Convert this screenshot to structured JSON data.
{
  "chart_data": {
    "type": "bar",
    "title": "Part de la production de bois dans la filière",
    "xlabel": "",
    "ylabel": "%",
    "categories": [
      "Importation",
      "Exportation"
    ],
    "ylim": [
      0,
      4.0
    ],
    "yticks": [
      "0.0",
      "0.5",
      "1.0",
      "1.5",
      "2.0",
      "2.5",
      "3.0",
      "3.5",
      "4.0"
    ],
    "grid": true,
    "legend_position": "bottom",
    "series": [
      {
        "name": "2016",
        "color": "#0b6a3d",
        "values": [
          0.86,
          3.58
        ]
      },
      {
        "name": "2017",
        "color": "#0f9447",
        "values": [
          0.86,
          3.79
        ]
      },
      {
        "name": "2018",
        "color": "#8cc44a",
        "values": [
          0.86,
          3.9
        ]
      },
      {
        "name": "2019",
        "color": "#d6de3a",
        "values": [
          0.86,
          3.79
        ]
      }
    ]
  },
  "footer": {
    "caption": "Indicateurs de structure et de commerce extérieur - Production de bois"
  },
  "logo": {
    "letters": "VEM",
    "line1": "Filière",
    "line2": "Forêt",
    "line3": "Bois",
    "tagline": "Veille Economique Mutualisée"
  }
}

[Short exercise]
In full and verbatim, repeat the records given above.

[Solution to the problem]
Convert this screenshot to structured JSON data.
{
  "chart_data": {
    "type": "bar",
    "title": "Part de la production de bois dans la filière",
    "xlabel": "",
    "ylabel": "%",
    "categories": [
      "Importation",
      "Exportation"
    ],
    "ylim": [
      0,
      4.0
    ],
    "yticks": [
      "0.0",
      "0.5",
      "1.0",
      "1.5",
      "2.0",
      "2.5",
      "3.0",
      "3.5",
      "4.0"
    ],
    "grid": true,
    "legend_position": "bottom",
    "series": [
      {
        "name": "2016",
        "color": "#0b6a3d",
        "values": [
          0.86,
          3.58
        ]
      },
      {
        "name": "2017",
        "color": "#0f9447",
        "values": [
          0.86,
          3.79
        ]
      },
      {
        "name": "2018",
        "color": "#8cc44a",
        "values": [
          0.86,
          3.9
        ]
      },
      {
        "name": "2019",
        "color": "#d6de3a",
        "values": [
          0.86,
          3.79
        ]
      }
    ]
  },
  "footer": {
    "caption": "Indicateurs de structure et de commerce extérieur - Production de bois"
  },
  "logo": {
    "letters": "VEM",
    "line1": "Filière",
    "line2": "Forêt",
    "line3": "Bois",
    "tagline": "Veille Economique Mutualisée"
  }
}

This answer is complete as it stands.